=== TEXT SECTION ===

Wolf-Rayet galaxies in SDSS-IV MaNGA. II. Metallicity dependence of the high-mass slope of the stellar initial mass function

TL;DR

This study analyzes a large sample of Wolf-Rayet galaxies to investigate how the high-mass slope of the stellar initial mass function varies with metallicity, finding it becomes steeper at higher metallicities.

Contribution

It provides the first comprehensive analysis linking IMF high-mass slope to metallicity using a large, diverse sample and Bayesian spectral fitting methods.

Findings

IMF high-mass slope {} correlates positively with metallicity

Steeper IMF at higher metallicities, approaching Salpeter slope

Results consistent across single and binary stellar evolution models

Abstract

As hosts of living high-mass stars, Wolf-Rayet (WR) regions or WR galaxies are ideal objects for constraining the high-mass end of the stellar initial mass function (IMF). We construct a large sample of 910 WR galaxies/regions that cover a wide range of stellar metallicity (from Z~0.001 up to Z~0.03), by combining three catalogs of WR galaxies/regions previously selected from the SDSS and SDSS-IV/MaNGA surveys. We measure the equivalent widths of the WR blue bump at ~4650 A for each spectrum. They are compared with predictions from stellar evolutionary models Starburst99 and BPASS, with different IMF assumptions (high-mass slope {\alpha} of the IMF ranging from 1.0 up to 3.3). Both singular evolution and binary evolution are considered. We also use a Bayesian inference code to perform full spectral fitting to WR spectra with stellar population spectra from BPASS as fitting templates. We then make model selection among different {\alpha} assumptions based on Bayesian evidence. These analyses have consistently led to a positive correlation of IMF high-mass slope {\alpha} with stellar metallicity Z, i.e. with steeper IMF (more bottom-heavy) at higher metallicities. Specifically, an IMF with {\alpha}=1.00 is preferred at the lowest metallicity (Z~0.001), and a Salpeter or even steeper IMF is preferred at the highest metallicity (Z~0.03). These conclusions hold even when binary population models are adopted.

=== EXTRACTED INFORMATION ===

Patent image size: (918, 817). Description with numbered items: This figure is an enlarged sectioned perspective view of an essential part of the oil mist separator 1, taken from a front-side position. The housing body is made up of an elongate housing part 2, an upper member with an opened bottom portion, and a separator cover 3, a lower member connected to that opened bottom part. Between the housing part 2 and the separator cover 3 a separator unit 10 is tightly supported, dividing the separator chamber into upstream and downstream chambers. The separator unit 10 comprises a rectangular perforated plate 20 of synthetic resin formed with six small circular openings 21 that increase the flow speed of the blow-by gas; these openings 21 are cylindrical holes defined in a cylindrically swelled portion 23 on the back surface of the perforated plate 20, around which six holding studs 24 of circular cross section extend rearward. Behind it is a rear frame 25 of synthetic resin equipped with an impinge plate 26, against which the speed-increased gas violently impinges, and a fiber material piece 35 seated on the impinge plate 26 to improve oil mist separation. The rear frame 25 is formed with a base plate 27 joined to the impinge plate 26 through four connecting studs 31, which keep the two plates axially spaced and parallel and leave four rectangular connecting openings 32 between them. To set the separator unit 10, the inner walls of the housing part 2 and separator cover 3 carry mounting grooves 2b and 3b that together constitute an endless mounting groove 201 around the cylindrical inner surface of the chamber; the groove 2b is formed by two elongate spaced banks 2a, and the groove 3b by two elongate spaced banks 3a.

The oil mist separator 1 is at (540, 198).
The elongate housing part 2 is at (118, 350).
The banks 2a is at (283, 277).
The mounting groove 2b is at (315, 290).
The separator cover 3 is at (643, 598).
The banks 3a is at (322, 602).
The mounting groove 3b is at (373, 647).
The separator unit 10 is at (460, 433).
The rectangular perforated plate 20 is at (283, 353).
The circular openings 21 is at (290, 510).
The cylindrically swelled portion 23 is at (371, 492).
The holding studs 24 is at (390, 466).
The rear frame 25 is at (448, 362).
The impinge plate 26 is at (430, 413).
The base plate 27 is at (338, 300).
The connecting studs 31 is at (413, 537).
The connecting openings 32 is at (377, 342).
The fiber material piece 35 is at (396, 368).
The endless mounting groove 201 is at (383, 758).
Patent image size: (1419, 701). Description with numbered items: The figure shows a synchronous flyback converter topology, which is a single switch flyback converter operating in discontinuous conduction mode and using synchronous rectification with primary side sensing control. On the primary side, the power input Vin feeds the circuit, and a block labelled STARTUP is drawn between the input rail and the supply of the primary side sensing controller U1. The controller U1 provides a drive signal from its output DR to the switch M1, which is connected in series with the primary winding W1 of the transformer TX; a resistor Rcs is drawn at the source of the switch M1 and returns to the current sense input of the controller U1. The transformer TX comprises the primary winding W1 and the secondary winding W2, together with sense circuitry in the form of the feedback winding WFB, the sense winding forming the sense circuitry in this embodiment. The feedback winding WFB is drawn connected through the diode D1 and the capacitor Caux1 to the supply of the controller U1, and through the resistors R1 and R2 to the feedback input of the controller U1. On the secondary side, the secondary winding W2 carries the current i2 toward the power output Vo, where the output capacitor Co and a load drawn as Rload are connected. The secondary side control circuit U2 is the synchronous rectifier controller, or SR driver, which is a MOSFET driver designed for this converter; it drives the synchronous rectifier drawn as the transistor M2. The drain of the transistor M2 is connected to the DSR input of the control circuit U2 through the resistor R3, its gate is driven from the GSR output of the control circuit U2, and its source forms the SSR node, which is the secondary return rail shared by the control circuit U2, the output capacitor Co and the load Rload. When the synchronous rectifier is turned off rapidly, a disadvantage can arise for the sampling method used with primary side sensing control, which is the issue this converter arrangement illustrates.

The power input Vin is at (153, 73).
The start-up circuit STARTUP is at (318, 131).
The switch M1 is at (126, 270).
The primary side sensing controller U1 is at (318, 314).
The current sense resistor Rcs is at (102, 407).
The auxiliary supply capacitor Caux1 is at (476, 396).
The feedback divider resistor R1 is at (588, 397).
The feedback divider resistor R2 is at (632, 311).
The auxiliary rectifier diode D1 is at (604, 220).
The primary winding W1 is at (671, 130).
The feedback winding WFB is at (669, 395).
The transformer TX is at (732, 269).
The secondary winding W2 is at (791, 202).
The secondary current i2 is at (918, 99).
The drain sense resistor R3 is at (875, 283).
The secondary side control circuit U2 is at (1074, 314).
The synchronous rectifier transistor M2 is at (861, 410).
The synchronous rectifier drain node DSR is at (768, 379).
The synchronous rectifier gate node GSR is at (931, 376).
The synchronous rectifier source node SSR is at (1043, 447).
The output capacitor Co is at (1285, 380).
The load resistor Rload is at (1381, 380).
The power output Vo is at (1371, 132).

===

**TASK A:**
Answer these three questions from the study summary:
(i) How many WR galaxies/regions make up the sample?
(ii) Which two stellar evolutionary models are the equivalent widths compared against?
(iii) What value of the IMF high-mass slope is preferred at the lowest metallicity (Z~0.001)?
**TASK B:** Rewrite the part of the study summary that opens with the words "Wolf-Rayet galaxies in" and closes with "spectral fitting methods.", putting "thorough" in place of "comprehensive".
The entries play no part in this work.

**TASK ANSWER A:**
(i) 910
(ii) Starburst99 and BPASS
(iii) 1.00

**TASK ANSWER B:**
Wolf-Rayet galaxies in SDSS-IV MaNGA. II. Metallicity dependence of the high-mass slope of the stellar initial mass function

TL;DR

This study analyzes a large sample of Wolf-Rayet galaxies to investigate how the high-mass slope of the stellar initial mass function varies with metallicity, finding it becomes steeper at higher metallicities.

Contribution

It provides the first thorough analysis linking IMF high-mass slope to metallicity using a large, diverse sample and Bayesian spectral fitting methods.